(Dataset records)
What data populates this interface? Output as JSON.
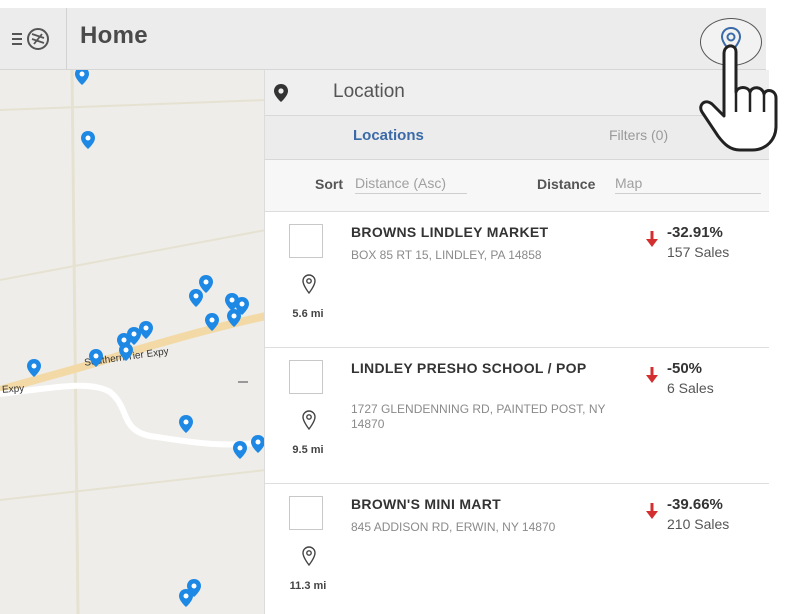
{
  "header": {
    "title": "Home",
    "menu_icon": "hamburger-menu-icon",
    "location_button_icon": "location-pin-icon"
  },
  "map": {
    "road_label": "Southern Tier Expy",
    "road_label_left": "Expy"
  },
  "search": {
    "placeholder": "Location",
    "icon": "map-pin-icon"
  },
  "tabs": {
    "locations": "Locations",
    "filters": "Filters (0)"
  },
  "sort": {
    "sort_label": "Sort",
    "sort_value": "Distance (Asc)",
    "distance_label": "Distance",
    "distance_value": "Map"
  },
  "locations": [
    {
      "name": "BROWNS LINDLEY MARKET",
      "address": "BOX 85 RT 15, LINDLEY, PA 14858",
      "distance": "5.6 mi",
      "change": "-32.91%",
      "sales": "157 Sales"
    },
    {
      "name": "LINDLEY PRESHO SCHOOL / POP",
      "address": "1727 GLENDENNING RD, PAINTED POST, NY 14870",
      "distance": "9.5 mi",
      "change": "-50%",
      "sales": "6 Sales"
    },
    {
      "name": "BROWN'S MINI MART",
      "address": "845 ADDISON RD, ERWIN, NY 14870",
      "distance": "11.3 mi",
      "change": "-39.66%",
      "sales": "210 Sales"
    }
  ],
  "colors": {
    "accent": "#3a6aa8",
    "pin": "#1e88e5",
    "down_arrow": "#d32f2f"
  }
}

[REQUIRED TASK] Every line of the data above should be quoted exactly. Omit the pictures.

[RESULT OF THIS EXERCISE]
What data populates this interface? Output as JSON.
{
  "header": {
    "title": "Home",
    "menu_icon": "hamburger-menu-icon",
    "location_button_icon": "location-pin-icon"
  },
  "map": {
    "road_label": "Southern Tier Expy",
    "road_label_left": "Expy"
  },
  "search": {
    "placeholder": "Location",
    "icon": "map-pin-icon"
  },
  "tabs": {
    "locations": "Locations",
    "filters": "Filters (0)"
  },
  "sort": {
    "sort_label": "Sort",
    "sort_value": "Distance (Asc)",
    "distance_label": "Distance",
    "distance_value": "Map"
  },
  "locations": [
    {
      "name": "BROWNS LINDLEY MARKET",
      "address": "BOX 85 RT 15, LINDLEY, PA 14858",
      "distance": "5.6 mi",
      "change": "-32.91%",
      "sales": "157 Sales"
    },
    {
      "name": "LINDLEY PRESHO SCHOOL / POP",
      "address": "1727 GLENDENNING RD, PAINTED POST, NY 14870",
      "distance": "9.5 mi",
      "change": "-50%",
      "sales": "6 Sales"
    },
    {
      "name": "BROWN'S MINI MART",
      "address": "845 ADDISON RD, ERWIN, NY 14870",
      "distance": "11.3 mi",
      "change": "-39.66%",
      "sales": "210 Sales"
    }
  ],
  "colors": {
    "accent": "#3a6aa8",
    "pin": "#1e88e5",
    "down_arrow": "#d32f2f"
  }
}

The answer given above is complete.